— Objective —
Work through the material below line by line and say how many lines include the word "color". Only the number, please.
***** Supplied records *****
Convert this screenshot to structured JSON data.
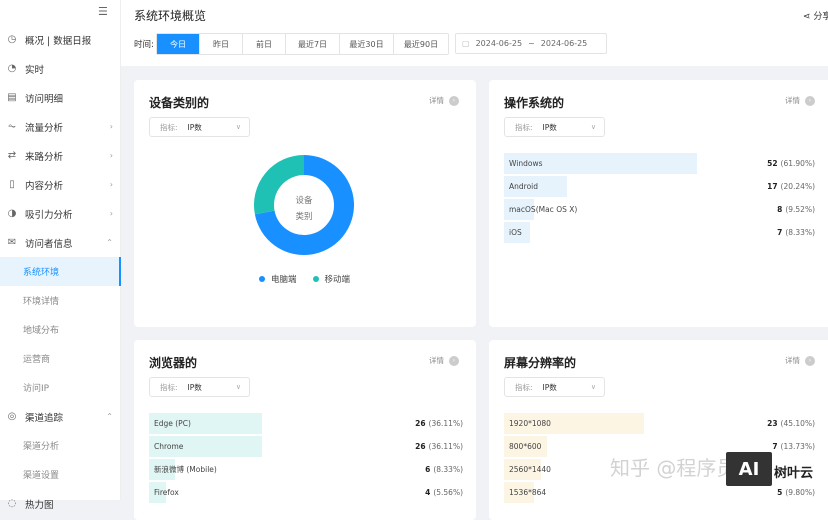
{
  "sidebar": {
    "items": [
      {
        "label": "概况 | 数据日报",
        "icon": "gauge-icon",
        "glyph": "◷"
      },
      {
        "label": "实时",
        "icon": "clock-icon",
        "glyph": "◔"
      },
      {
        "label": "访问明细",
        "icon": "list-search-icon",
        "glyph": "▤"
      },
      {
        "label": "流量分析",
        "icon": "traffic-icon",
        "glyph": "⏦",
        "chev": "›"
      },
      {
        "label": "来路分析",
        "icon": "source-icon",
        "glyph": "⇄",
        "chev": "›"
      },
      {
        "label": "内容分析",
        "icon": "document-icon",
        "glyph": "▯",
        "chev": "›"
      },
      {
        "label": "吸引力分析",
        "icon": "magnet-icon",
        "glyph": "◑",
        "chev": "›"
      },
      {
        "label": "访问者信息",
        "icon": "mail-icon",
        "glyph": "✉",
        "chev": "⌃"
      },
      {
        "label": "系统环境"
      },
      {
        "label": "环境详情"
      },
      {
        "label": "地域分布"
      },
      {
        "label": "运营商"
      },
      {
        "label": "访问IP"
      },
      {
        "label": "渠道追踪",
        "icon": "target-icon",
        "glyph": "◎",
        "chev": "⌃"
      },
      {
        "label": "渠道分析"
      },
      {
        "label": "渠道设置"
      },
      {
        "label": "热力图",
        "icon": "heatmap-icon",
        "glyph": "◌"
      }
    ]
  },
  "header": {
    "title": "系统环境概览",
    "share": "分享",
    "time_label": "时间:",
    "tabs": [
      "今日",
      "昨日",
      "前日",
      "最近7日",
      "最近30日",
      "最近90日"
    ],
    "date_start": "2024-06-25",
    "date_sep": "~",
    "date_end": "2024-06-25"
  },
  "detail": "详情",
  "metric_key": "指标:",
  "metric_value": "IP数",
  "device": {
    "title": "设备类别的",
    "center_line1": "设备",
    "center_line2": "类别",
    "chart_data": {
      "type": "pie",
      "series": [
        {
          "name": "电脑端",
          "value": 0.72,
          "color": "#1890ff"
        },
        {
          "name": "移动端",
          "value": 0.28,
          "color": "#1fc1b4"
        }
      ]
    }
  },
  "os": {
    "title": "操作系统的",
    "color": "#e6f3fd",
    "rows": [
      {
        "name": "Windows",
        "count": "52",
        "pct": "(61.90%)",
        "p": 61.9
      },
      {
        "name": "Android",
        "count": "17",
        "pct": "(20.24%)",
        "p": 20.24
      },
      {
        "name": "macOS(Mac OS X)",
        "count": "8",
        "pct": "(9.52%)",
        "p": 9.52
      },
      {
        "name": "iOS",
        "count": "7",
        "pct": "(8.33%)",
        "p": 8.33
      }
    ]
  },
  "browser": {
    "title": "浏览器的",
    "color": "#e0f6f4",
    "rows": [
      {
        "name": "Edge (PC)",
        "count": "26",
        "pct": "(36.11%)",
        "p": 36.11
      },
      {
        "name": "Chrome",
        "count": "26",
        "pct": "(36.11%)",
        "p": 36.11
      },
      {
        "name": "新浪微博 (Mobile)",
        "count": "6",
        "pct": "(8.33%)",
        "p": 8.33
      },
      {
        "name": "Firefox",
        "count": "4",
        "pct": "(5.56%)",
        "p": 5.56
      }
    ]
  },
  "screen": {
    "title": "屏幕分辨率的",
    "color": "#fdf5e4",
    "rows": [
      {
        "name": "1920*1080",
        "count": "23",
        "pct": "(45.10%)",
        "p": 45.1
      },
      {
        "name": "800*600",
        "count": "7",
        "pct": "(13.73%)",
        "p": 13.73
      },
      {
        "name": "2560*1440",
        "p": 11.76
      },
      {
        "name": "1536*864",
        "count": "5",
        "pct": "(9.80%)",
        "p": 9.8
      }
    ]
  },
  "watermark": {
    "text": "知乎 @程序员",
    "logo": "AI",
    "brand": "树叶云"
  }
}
*****
— Expected answer —
5